Saved entries:
----------------

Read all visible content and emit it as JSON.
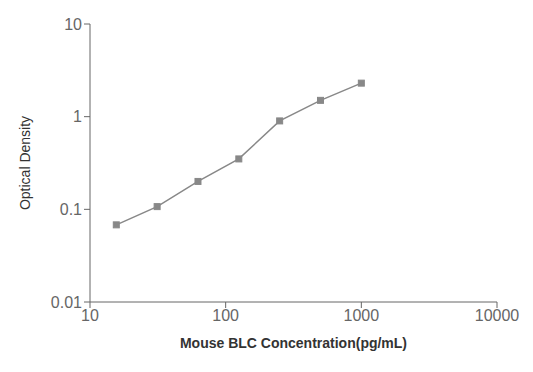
{
  "chart_data": {
    "type": "line",
    "x": [
      15.625,
      31.25,
      62.5,
      125,
      250,
      500,
      1000
    ],
    "values": [
      0.068,
      0.107,
      0.2,
      0.35,
      0.9,
      1.5,
      2.3
    ],
    "xlabel": "Mouse BLC Concentration(pg/mL)",
    "ylabel": "Optical Density",
    "xlim": [
      10,
      10000
    ],
    "ylim": [
      0.01,
      10
    ],
    "xticks": [
      10,
      100,
      1000,
      10000
    ],
    "yticks": [
      0.01,
      0.1,
      1,
      10
    ],
    "log": true,
    "grid": false,
    "color": "#888888",
    "marker": "square"
  }
}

----------------

[What is needed] All of the material above should be reproduced exactly, except the pictures.

[Output]
Read all visible content and emit it as JSON.
{
  "chart_data": {
    "type": "line",
    "x": [
      15.625,
      31.25,
      62.5,
      125,
      250,
      500,
      1000
    ],
    "values": [
      0.068,
      0.107,
      0.2,
      0.35,
      0.9,
      1.5,
      2.3
    ],
    "xlabel": "Mouse BLC Concentration(pg/mL)",
    "ylabel": "Optical Density",
    "xlim": [
      10,
      10000
    ],
    "ylim": [
      0.01,
      10
    ],
    "xticks": [
      10,
      100,
      1000,
      10000
    ],
    "yticks": [
      0.01,
      0.1,
      1,
      10
    ],
    "log": true,
    "grid": false,
    "color": "#888888",
    "marker": "square"
  }
}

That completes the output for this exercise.